---------- Passage provided ----------
The Corner

The Irish Austerity Plan

The government of Ireland just outlined a €15 billion austerity plan. According the Wall Street Journal:

The plan detailed €10 billion in spending cuts, plus €5 billion in tax and revenue increases to bring the budget deficit to below 3% of GDP by 2014 from an estimated 32% in 2010—or 11.7% excluding the cost of the bank bailout.

The government vowed to maintain its 12.5% corporation-tax rate, but said the four-year plan will raise €1.9 billion through income-tax changes, and said it will raise value-added tax to 22% in 2013 from 21% currently.

Of course, the increase in tax revenue may just be wishful thinking.

It will be interesting to see if the markets respond positively to this plan. They haven’t been impressed with the announcement of the bailout so far, as Paul Krugman explains in this good post (ignore his rant about austerity measures).
---------- Provided data ----------
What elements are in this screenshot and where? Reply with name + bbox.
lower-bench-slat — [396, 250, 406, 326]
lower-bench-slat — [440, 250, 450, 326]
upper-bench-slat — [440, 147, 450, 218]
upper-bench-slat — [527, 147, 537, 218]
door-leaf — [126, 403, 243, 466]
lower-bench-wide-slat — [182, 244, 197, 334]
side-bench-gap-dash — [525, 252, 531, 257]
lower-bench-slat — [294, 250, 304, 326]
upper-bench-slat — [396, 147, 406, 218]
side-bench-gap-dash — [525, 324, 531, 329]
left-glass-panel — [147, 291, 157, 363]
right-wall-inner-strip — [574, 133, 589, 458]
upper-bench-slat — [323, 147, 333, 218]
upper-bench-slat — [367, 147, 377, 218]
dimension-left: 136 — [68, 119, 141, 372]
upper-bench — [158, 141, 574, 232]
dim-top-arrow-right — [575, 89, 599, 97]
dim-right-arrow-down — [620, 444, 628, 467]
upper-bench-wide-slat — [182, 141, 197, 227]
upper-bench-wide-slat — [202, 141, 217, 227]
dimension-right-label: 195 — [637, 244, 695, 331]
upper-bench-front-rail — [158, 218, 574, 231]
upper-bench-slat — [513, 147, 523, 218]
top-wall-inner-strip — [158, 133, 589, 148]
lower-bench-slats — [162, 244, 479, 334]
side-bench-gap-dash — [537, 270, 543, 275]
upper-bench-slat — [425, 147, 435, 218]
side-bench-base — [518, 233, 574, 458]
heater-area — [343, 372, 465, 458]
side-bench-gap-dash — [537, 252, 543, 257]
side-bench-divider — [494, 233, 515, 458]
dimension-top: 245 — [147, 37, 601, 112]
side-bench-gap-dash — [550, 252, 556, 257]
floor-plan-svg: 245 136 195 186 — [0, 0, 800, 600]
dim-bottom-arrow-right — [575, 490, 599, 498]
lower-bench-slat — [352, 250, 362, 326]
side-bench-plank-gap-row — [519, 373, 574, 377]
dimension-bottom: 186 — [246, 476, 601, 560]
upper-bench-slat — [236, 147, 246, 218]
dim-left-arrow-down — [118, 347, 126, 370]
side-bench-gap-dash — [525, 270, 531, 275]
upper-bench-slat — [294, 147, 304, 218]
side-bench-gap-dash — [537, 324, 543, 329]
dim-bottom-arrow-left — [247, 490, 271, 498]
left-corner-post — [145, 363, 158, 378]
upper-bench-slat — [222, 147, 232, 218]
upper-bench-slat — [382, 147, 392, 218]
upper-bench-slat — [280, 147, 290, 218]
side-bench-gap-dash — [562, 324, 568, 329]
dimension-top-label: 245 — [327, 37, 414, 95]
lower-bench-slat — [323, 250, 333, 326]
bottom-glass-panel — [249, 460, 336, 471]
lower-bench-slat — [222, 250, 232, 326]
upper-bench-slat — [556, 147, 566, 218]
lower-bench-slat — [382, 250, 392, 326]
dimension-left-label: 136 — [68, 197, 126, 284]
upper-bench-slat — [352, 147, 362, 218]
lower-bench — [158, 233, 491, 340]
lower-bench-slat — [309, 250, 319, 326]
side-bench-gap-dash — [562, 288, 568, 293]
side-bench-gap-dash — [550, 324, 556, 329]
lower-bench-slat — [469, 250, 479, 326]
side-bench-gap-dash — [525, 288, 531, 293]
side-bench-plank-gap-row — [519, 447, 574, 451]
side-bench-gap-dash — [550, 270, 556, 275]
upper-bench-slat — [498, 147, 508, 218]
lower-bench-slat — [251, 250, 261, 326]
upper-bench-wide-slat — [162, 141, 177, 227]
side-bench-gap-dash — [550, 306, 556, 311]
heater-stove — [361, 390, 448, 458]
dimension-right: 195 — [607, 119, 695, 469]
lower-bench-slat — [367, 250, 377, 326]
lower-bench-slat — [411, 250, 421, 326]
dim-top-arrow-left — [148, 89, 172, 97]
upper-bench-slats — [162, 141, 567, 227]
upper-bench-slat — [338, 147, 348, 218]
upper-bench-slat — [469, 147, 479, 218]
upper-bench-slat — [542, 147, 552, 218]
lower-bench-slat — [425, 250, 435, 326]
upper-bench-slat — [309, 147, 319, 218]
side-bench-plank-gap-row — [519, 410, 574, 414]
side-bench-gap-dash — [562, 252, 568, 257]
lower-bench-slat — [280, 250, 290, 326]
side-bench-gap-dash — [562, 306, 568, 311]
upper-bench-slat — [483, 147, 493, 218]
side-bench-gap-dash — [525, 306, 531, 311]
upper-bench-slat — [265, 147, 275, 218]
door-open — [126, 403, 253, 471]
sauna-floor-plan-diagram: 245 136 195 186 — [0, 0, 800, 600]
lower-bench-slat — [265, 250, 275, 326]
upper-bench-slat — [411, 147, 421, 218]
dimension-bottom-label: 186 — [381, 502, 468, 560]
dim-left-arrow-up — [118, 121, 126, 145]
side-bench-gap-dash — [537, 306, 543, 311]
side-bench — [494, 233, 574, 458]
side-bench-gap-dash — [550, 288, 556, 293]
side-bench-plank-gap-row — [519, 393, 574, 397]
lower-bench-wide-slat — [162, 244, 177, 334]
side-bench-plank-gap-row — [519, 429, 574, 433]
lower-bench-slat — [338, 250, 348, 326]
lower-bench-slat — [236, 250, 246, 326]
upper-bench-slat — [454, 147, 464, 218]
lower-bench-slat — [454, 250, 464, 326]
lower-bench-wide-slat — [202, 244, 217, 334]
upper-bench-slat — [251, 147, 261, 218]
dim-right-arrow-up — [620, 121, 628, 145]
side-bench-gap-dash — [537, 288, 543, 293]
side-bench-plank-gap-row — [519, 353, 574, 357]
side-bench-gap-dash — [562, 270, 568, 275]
----------
* _Problems and tasks_:
[a] In the post on the Irish austerity plan, what corporation-tax rate did the government promise to keep?
[b] List every euro amount mentioned in the post on the Irish austerity plan.

* _Solved tasks_:
[a] 12.5%

[b] €15 billion, €10 billion, €5 billion, €1.9 billion